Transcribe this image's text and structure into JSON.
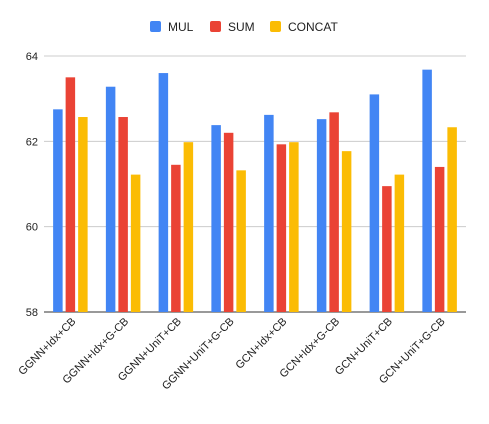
{
  "chart_data": {
    "type": "bar",
    "title": "",
    "xlabel": "",
    "ylabel": "",
    "ylim": [
      58,
      64
    ],
    "yticks": [
      58,
      60,
      62,
      64
    ],
    "grid": true,
    "legend_position": "top",
    "categories": [
      "GGNN+Idx+CB",
      "GGNN+Idx+G-CB",
      "GGNN+UniT+CB",
      "GGNN+UniT+G-CB",
      "GCN+Idx+CB",
      "GCN+Idx+G-CB",
      "GCN+UniT+CB",
      "GCN+UniT+G-CB"
    ],
    "series": [
      {
        "name": "MUL",
        "color": "#4285F4",
        "values": [
          62.75,
          63.28,
          63.6,
          62.38,
          62.62,
          62.52,
          63.1,
          63.68
        ]
      },
      {
        "name": "SUM",
        "color": "#EA4335",
        "values": [
          63.5,
          62.57,
          61.45,
          62.2,
          61.93,
          62.68,
          60.95,
          61.4
        ]
      },
      {
        "name": "CONCAT",
        "color": "#FBBC04",
        "values": [
          62.57,
          61.22,
          61.98,
          61.32,
          61.98,
          61.77,
          61.22,
          62.33
        ]
      }
    ]
  }
}
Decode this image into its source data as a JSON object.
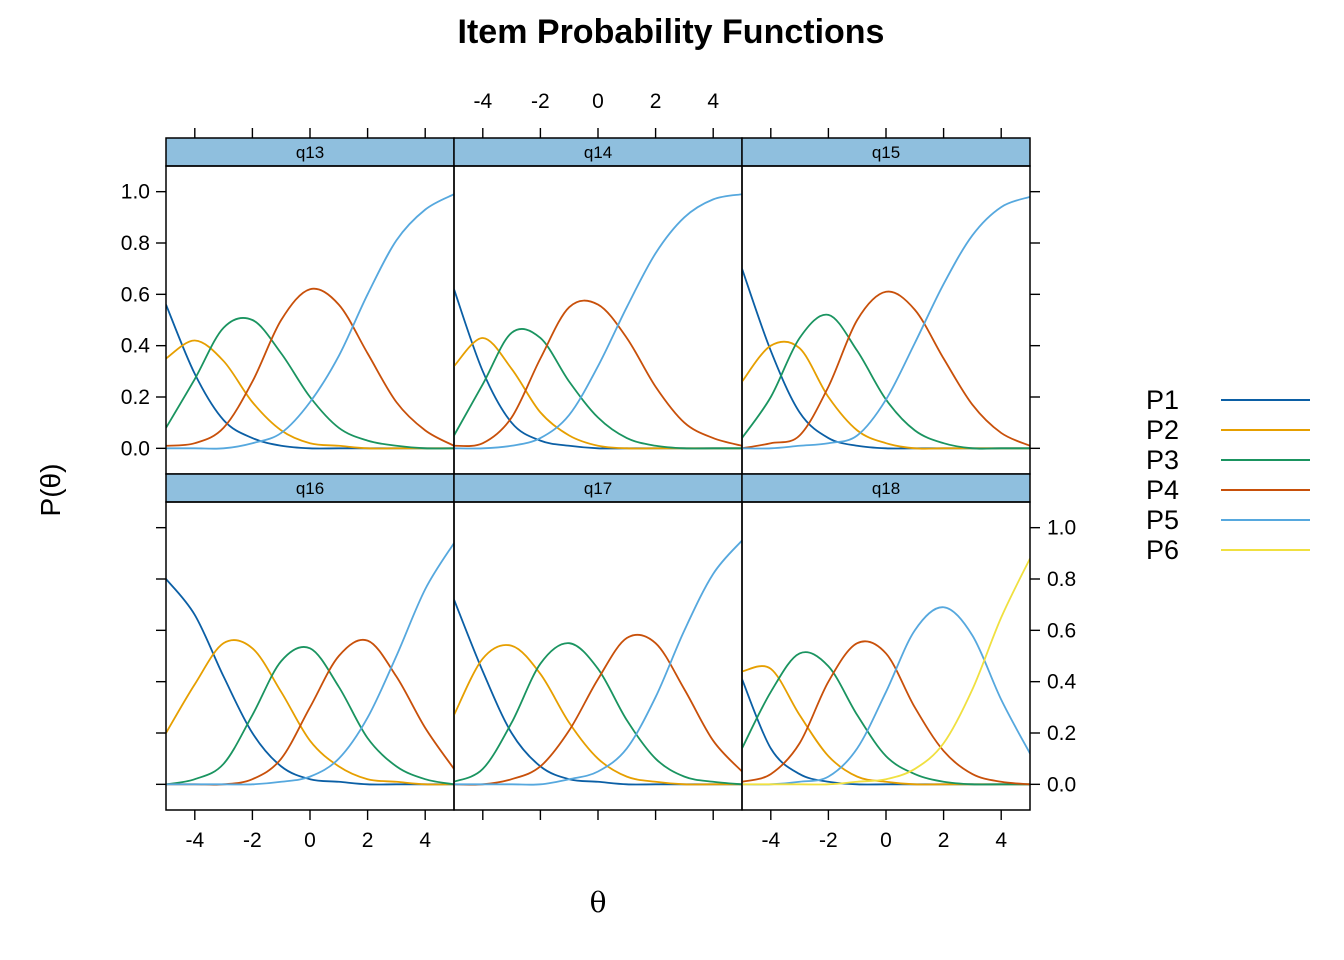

AIM OF THE TASK
Find how many lines of the material carry the string "JSON". Only the number should be in the answer.

RESULT OF THE TASK
2